THE TASKS:
1. Duplicate the passage of the stick steer thread from "## lemaymiami (Feb" up to and including "stick steer boats.".
2. Rewrite the paragraph of the stick steer thread that begins "Before you head down that road" in fewer words, keeping its main facts.

ARTICLE:

++++++++

# DIY stick steer



## Rwhellmer (Jul 11, 2017)

Anyone have any advice on how to make a diy stick steer setup? I'd like to make my 2.5 on my gheenoe stick steer


----------



## lemaymiami (Feb 9, 2007)

Before you head down that road... most boat makers long ago got away from stick steering for a variety of reasons... Can't think of one current maker using that system. The last skiff I stepped aboard with stick steering was back in 1976... There might be a few still rigging that way in freshwater but that's about it....


----------



## LowHydrogen (Dec 31, 2015)

I think the hardest part would be the throttle on a motor that size, but you can probably make something like older lawnmowers used to have.
Contact Holley Outdoors in Blountstown (Tohatsu dealer) or there is Blountstown Small engine (Mercury dealer). Either can probably sell you all the stuff you need, they both service/rig a lot of small stick steer boats. 

There are several manufacturers up that way that rig/build stick steer. If you wanted to talk to some of them about how they do it contact Scandy-White, Bracewell, or Potter-built, most of them are around the Blountstown/Bristol area in Calhoun Co.


----------



## Rwhellmer (Jul 11, 2017)

A lot gheenoes still have stick steer. Mainly bigger more elaborate ones. The throttle now is just like that of a lawn mower. I'm just looking for the convenience of steering. I'll attach a pic of my seating situation and maybe that will help people visualize. I sit on top of the cooler


----------



## LowHydrogen (Dec 31, 2015)

Cool boat, I like Gheenoes.
If you already have a throttle control worked out, and you're not any further from the motor than that, I'd just build some kind of tiller extension.


----------



## Guest (May 14, 2018)

You can buy a stick steer and cable set up. They also make a transom mount to run the standard teleflex cable into. You’d have to figure out how to attach to the motor, but this would be the safest route in my opinion as opposed to re inventing the wheel.


----------

++++++++

Stored data entries:
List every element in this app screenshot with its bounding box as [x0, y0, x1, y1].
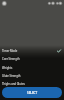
- staticText: SELECT: [27, 91, 38, 95]
- staticText: Timer Mode: [2, 49, 18, 53]
- button[interactable]: Core Strength: [0, 55, 64, 63]
- button[interactable]: Glute Strength: [0, 72, 64, 80]
- staticText: Core Strength: [2, 57, 20, 61]
- staticText: Glute Strength: [2, 74, 21, 78]
- other: Clock 9:41: [2, 1, 7, 6]
- staticText: Weights: [2, 66, 13, 70]
- button[interactable]: Weights: [0, 64, 64, 72]
- button[interactable]: SELECT: [2, 87, 62, 98]
- button[interactable]: Timer Mode: [0, 47, 64, 55]
- staticText: Thighs and Glutes: [2, 82, 25, 86]
- other: Status icons: [48, 1, 62, 6]
- button[interactable]: Thighs and Glutes: [0, 80, 64, 88]
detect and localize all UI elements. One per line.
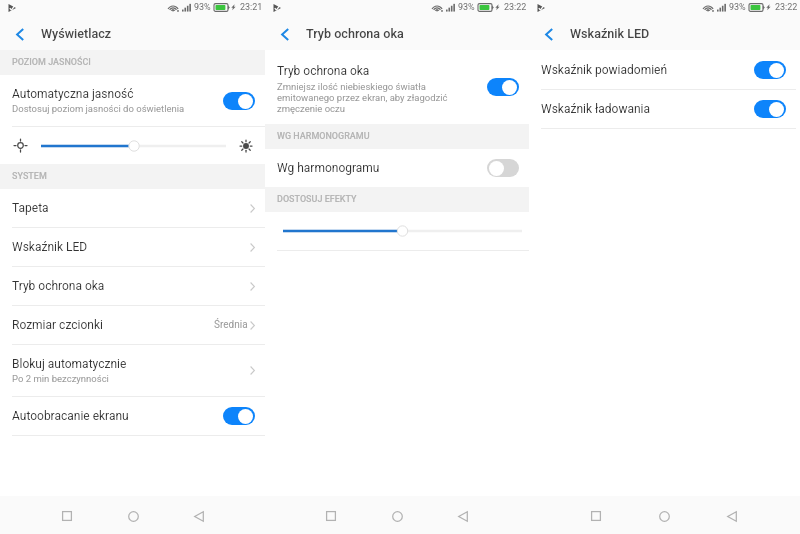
button[interactable]: Turn off <box>223 92 255 110</box>
staticText: Wskaźnik ładowania <box>541 102 754 116</box>
button[interactable]: Back <box>272 21 298 47</box>
staticText: Wyświetlacz <box>41 26 112 41</box>
button[interactable]: Tryb ochrona oka <box>0 267 265 305</box>
staticText: Rozmiar czcionki <box>12 318 214 332</box>
button[interactable]: Home <box>364 496 430 534</box>
staticText: Zmniejsz ilość niebieskiego światła emit… <box>277 81 448 114</box>
staticText: Tryb ochrona oka <box>277 64 370 78</box>
staticText: 23:22 <box>775 2 798 13</box>
staticText: Średnia <box>214 319 248 331</box>
staticText: SYSTEM <box>12 171 47 182</box>
staticText: Wskaźnik LED <box>12 240 250 254</box>
button[interactable]: Home <box>630 496 698 534</box>
button[interactable]: Turn off <box>754 61 786 79</box>
button[interactable]: Back <box>536 21 562 47</box>
button[interactable]: Blokuj automatycznie <box>0 345 265 396</box>
button[interactable]: Back <box>7 21 33 47</box>
staticText: Wskaźnik LED <box>570 26 650 41</box>
button[interactable]: Turn off <box>487 78 519 96</box>
staticText: Wskaźnik powiadomień <box>541 63 754 77</box>
staticText: 23:22 <box>504 2 527 13</box>
staticText: Wg harmonogramu <box>277 161 487 175</box>
button[interactable]: Tapeta <box>0 189 265 227</box>
button[interactable]: Recents <box>298 496 364 534</box>
staticText: Dostosuj poziom jasności do oświetlenia <box>12 103 185 114</box>
button[interactable]: Back <box>698 496 766 534</box>
button[interactable]: Wskaźnik ładowania <box>529 90 796 128</box>
staticText: Tryb ochrona oka <box>12 279 250 293</box>
staticText: Blokuj automatycznie <box>12 357 127 371</box>
button[interactable]: Turn off <box>223 407 255 425</box>
staticText: Autoobracanie ekranu <box>12 409 223 423</box>
button[interactable]: Rozmiar czcionki <box>0 306 265 344</box>
button[interactable]: Turn off <box>754 100 786 118</box>
staticText: WG HARMONOGRAMU <box>277 131 370 142</box>
staticText: Tryb ochrona oka <box>306 26 404 41</box>
staticText: 23:21 <box>240 2 263 13</box>
button[interactable]: Recents <box>34 496 100 534</box>
staticText: 93% <box>729 2 746 13</box>
button[interactable]: Automatyczna jasność <box>0 75 265 126</box>
staticText: Po 2 min bezczynności <box>12 373 109 384</box>
button[interactable]: Wskaźnik powiadomień <box>529 51 796 89</box>
staticText: 93% <box>458 2 475 13</box>
staticText: Automatyczna jasność <box>12 87 134 101</box>
button[interactable]: Back <box>430 496 496 534</box>
button[interactable]: Back <box>166 496 232 534</box>
staticText: DOSTOSUJ EFEKTY <box>277 194 357 205</box>
button[interactable]: Home <box>100 496 166 534</box>
staticText: Tapeta <box>12 201 250 215</box>
button[interactable]: Wg harmonogramu <box>265 149 529 187</box>
button[interactable]: Autoobracanie ekranu <box>0 397 265 435</box>
button[interactable]: Turn on <box>487 159 519 177</box>
button[interactable]: Tryb ochrona oka <box>265 50 529 124</box>
button[interactable]: Wskaźnik LED <box>0 228 265 266</box>
staticText: 93% <box>194 2 211 13</box>
staticText: POZIOM JASNOŚCI <box>12 57 91 68</box>
button[interactable]: Recents <box>562 496 630 534</box>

++++++++

RESPONSES TO THE TASKS:
1.
## lemaymiami (Feb 9, 2007)

Before you head down that road... most boat makers long ago got away from stick steering for a variety of reasons... Can't think of one current maker using that system. The last skiff I stepped aboard with stick steering was back in 1976... There might be a few still rigging that way in freshwater but that's about it....


----------



## LowHydrogen (Dec 31, 2015)

I think the hardest part would be the throttle on a motor that size, but you can probably make something like older lawnmowers used to have.
Contact Holley Outdoors in Blountstown (Tohatsu dealer) or there is Blountstown Small engine (Mercury dealer). Either can probably sell you all the stuff you need, they both service/rig a lot of small stick steer boats.

2. Most boat makers dropped stick steering long ago for a variety of reasons, and the poster can't think of a current maker using it. The last skiff the poster boarded with stick steering was in 1976. A few freshwater boats might still be rigged that way.